>> BEGIN Supplied entries
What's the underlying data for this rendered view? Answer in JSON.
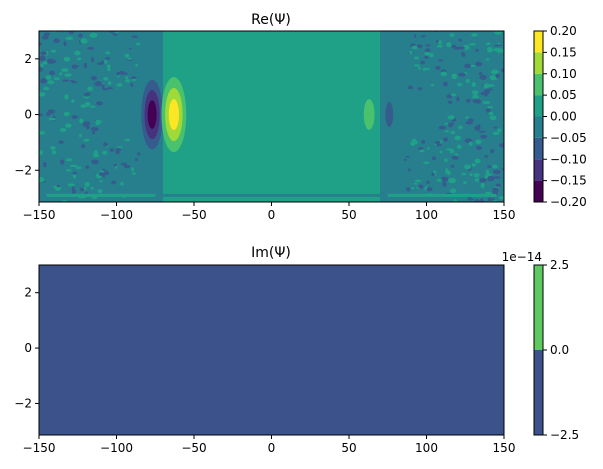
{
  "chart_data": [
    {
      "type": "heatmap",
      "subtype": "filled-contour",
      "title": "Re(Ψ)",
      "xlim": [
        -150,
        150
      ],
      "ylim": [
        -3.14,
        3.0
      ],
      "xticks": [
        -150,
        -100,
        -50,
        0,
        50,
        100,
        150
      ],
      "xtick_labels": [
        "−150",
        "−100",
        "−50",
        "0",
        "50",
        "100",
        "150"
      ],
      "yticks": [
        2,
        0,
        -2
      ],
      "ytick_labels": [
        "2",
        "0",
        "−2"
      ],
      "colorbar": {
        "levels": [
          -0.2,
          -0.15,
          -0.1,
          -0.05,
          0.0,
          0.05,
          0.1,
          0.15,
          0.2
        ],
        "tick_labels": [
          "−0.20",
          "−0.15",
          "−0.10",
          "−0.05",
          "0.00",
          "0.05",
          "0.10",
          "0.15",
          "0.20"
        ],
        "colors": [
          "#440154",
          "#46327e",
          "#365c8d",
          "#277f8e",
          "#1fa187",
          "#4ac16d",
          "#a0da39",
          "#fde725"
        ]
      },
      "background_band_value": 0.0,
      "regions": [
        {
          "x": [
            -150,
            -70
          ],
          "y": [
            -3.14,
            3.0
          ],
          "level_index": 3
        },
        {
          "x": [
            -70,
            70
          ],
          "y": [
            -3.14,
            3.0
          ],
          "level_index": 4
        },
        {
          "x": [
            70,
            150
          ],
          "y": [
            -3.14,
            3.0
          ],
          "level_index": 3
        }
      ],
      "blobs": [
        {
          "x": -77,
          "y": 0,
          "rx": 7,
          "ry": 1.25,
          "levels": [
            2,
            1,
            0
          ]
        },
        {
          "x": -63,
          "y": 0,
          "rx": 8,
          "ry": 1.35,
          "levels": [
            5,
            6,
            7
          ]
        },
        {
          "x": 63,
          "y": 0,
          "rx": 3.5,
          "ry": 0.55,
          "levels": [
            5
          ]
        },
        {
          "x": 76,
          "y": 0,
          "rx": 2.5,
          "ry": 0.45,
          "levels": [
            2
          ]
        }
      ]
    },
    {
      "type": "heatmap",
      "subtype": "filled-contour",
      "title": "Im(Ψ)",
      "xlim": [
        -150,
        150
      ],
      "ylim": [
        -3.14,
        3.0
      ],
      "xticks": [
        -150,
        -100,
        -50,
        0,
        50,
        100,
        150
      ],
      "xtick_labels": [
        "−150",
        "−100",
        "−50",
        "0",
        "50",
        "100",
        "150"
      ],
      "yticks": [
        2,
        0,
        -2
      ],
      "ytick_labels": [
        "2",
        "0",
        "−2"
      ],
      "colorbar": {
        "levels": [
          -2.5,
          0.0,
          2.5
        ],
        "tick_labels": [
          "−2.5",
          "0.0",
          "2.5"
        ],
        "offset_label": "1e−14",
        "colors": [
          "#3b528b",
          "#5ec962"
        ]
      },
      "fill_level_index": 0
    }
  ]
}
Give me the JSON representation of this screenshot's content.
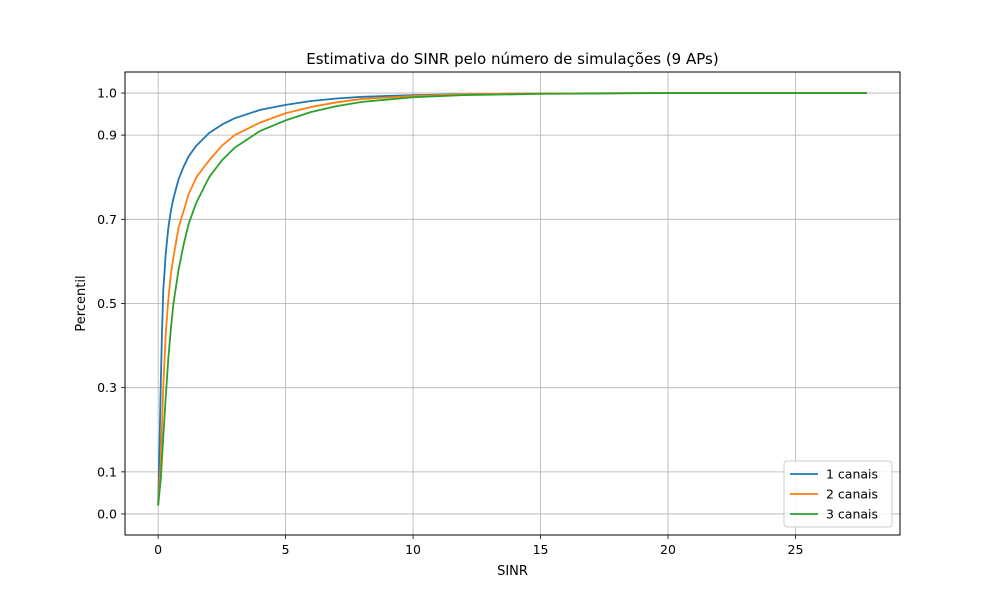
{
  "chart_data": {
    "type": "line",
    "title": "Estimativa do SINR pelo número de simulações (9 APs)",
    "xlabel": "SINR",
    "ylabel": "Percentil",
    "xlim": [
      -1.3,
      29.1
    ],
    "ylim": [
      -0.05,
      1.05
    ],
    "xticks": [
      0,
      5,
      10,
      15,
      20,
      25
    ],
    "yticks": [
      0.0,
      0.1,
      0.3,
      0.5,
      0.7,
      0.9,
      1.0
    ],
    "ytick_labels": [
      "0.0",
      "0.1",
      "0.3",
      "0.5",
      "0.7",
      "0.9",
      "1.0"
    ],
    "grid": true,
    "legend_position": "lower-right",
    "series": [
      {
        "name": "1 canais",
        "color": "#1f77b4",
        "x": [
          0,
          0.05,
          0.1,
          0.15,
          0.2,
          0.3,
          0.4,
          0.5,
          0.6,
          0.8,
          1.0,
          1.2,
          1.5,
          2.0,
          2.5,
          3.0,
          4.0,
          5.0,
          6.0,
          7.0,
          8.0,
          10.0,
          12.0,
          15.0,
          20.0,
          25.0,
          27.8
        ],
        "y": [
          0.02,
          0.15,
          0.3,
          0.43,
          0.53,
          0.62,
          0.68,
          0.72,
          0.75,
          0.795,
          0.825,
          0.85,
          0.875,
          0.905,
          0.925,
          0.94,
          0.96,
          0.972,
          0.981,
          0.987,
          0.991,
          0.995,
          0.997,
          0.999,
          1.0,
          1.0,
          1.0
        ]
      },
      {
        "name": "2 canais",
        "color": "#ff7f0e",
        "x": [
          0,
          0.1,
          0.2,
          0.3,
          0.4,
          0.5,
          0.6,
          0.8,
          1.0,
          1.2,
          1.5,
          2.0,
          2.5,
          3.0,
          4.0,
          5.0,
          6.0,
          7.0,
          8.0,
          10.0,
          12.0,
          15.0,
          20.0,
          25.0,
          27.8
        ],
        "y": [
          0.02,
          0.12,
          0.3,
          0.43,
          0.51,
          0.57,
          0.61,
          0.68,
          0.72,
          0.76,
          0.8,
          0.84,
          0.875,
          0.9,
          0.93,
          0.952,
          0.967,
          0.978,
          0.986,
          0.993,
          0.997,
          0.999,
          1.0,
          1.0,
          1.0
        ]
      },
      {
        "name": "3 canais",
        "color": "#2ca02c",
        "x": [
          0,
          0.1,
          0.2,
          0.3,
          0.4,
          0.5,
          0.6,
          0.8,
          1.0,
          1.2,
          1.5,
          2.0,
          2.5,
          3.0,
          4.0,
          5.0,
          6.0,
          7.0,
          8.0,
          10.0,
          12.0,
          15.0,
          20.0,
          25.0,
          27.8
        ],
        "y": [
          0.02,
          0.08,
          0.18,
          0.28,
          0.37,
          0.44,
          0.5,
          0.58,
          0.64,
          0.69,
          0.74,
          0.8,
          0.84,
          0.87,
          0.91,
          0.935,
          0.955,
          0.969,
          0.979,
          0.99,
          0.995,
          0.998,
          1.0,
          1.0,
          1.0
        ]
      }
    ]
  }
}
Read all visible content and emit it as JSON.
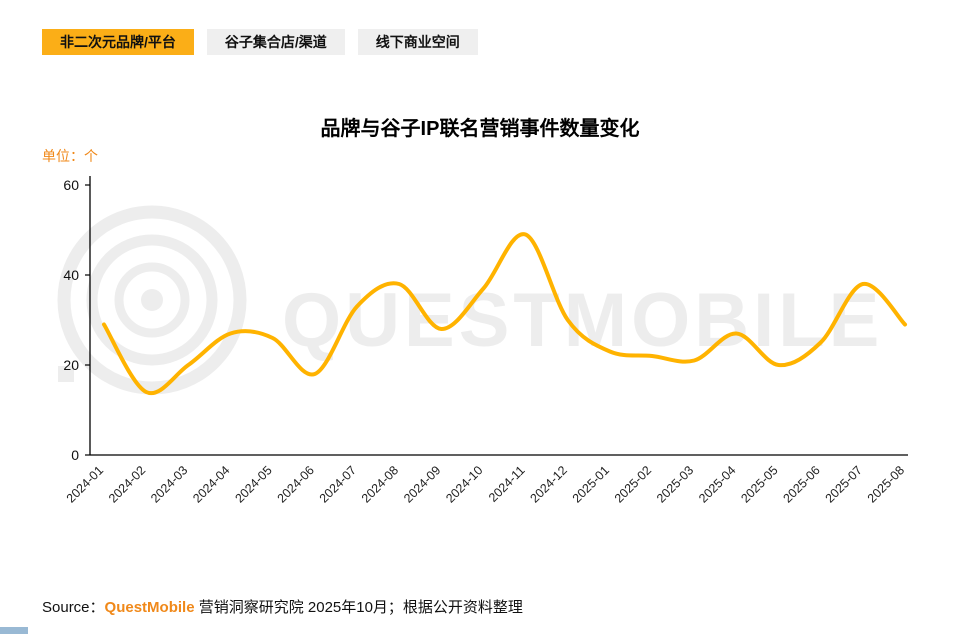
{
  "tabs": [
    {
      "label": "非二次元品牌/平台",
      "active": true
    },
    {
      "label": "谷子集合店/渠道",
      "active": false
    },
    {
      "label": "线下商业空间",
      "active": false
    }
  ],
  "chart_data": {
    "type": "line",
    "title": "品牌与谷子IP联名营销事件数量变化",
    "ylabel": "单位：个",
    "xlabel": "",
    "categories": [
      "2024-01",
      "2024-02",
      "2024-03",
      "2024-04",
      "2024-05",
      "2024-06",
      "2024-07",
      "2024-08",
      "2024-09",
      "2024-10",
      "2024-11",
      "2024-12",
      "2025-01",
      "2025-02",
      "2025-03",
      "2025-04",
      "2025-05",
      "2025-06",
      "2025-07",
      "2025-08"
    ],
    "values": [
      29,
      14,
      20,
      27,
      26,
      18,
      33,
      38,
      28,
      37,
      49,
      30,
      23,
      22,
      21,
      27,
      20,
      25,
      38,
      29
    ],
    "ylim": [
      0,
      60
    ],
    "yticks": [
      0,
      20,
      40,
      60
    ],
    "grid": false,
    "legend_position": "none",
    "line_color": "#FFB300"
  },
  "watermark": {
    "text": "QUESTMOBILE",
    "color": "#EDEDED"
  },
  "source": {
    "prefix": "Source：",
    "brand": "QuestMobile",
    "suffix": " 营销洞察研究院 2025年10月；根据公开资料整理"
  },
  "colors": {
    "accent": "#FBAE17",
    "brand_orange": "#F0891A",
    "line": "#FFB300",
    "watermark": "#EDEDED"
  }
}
>> END Supplied entries
Work to do:
Return all lines containing "this".

Result of the task:
What's the underlying data for this rendered view? Answer in JSON.
Give me the JSON representation of this screenshot's content.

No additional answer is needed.